:: PROBLEM TO SOLVE ::
Your task is to repeat the entries underneath exactly, minus the pictures.

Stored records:
────────────────

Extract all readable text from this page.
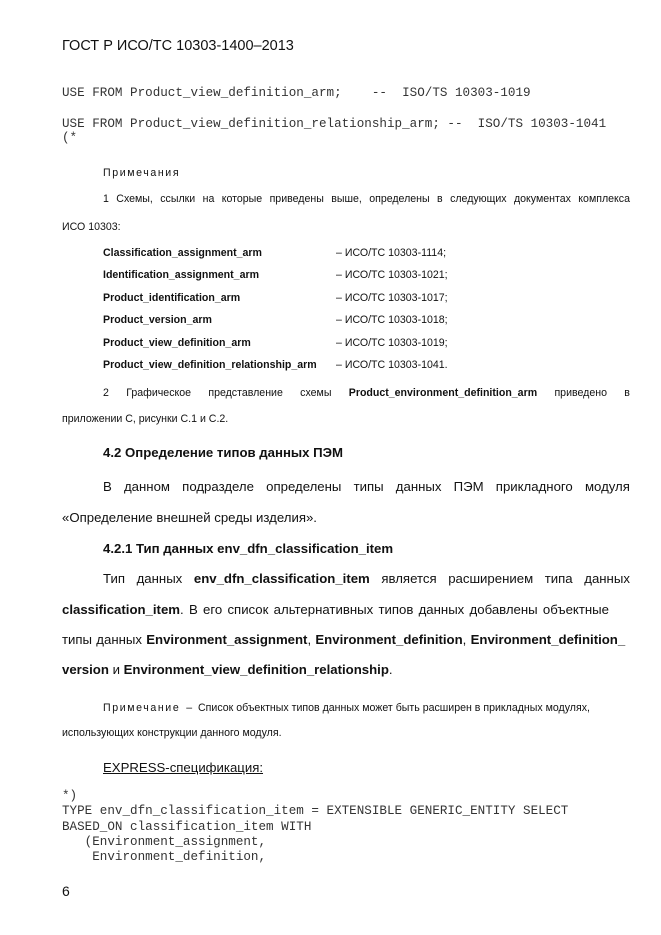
ГОСТ Р ИСО/ТС 10303-1400–2013
USE FROM Product_view_definition_arm;    --  ISO/TS 10303-1019
USE FROM Product_view_definition_relationship_arm; --  ISO/TS 10303-1041
(*
Примечания
1 Схемы, ссылки на которые приведены выше, определены в следующих документах комплекса
ИСО 10303:
Classification_assignment_arm	– ИСО/ТС 10303-1114;
Identification_assignment_arm	– ИСО/ТС 10303-1021;
Product_identification_arm	– ИСО/ТС 10303-1017;
Product_version_arm	– ИСО/ТС 10303-1018;
Product_view_definition_arm	– ИСО/ТС 10303-1019;
Product_view_definition_relationship_arm – ИСО/ТС 10303-1041.
2 Графическое представление схемы Product_environment_definition_arm приведено в
приложении С, рисунки С.1 и С.2.
4.2 Определение типов данных ПЭМ
В данном подразделе определены типы данных ПЭМ прикладного модуля
«Определение внешней среды изделия».
4.2.1 Тип данных env_dfn_classification_item
Тип данных env_dfn_classification_item является расширением типа данных
classification_item. В его список альтернативных типов данных добавлены объектные
типы данных Environment_assignment, Environment_definition, Environment_definition_
version и Environment_view_definition_relationship.
Примечание – Список объектных типов данных может быть расширен в прикладных модулях,
использующих конструкции данного модуля.
EXPRESS-спецификация:
*)
TYPE env_dfn_classification_item = EXTENSIBLE GENERIC_ENTITY SELECT
BASED_ON classification_item WITH
(Environment_assignment,
Environment_definition,
6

────────────────

:: CORRECT OUTPUT ::
Extract all readable text from this page.
ГОСТ Р ИСО/ТС 10303-1400–2013
USE FROM Product_view_definition_arm;    --  ISO/TS 10303-1019
USE FROM Product_view_definition_relationship_arm; --  ISO/TS 10303-1041
(*
Примечания
1 Схемы, ссылки на которые приведены выше, определены в следующих документах комплекса
ИСО 10303:
Classification_assignment_arm	– ИСО/ТС 10303-1114;
Identification_assignment_arm	– ИСО/ТС 10303-1021;
Product_identification_arm	– ИСО/ТС 10303-1017;
Product_version_arm	– ИСО/ТС 10303-1018;
Product_view_definition_arm	– ИСО/ТС 10303-1019;
Product_view_definition_relationship_arm – ИСО/ТС 10303-1041.
2 Графическое представление схемы Product_environment_definition_arm приведено в
приложении С, рисунки С.1 и С.2.
4.2 Определение типов данных ПЭМ
В данном подразделе определены типы данных ПЭМ прикладного модуля
«Определение внешней среды изделия».
4.2.1 Тип данных env_dfn_classification_item
Тип данных env_dfn_classification_item является расширением типа данных
classification_item. В его список альтернативных типов данных добавлены объектные
типы данных Environment_assignment, Environment_definition, Environment_definition_
version и Environment_view_definition_relationship.
Примечание – Список объектных типов данных может быть расширен в прикладных модулях,
использующих конструкции данного модуля.
EXPRESS-спецификация:
*)
TYPE env_dfn_classification_item = EXTENSIBLE GENERIC_ENTITY SELECT
BASED_ON classification_item WITH
(Environment_assignment,
Environment_definition,
6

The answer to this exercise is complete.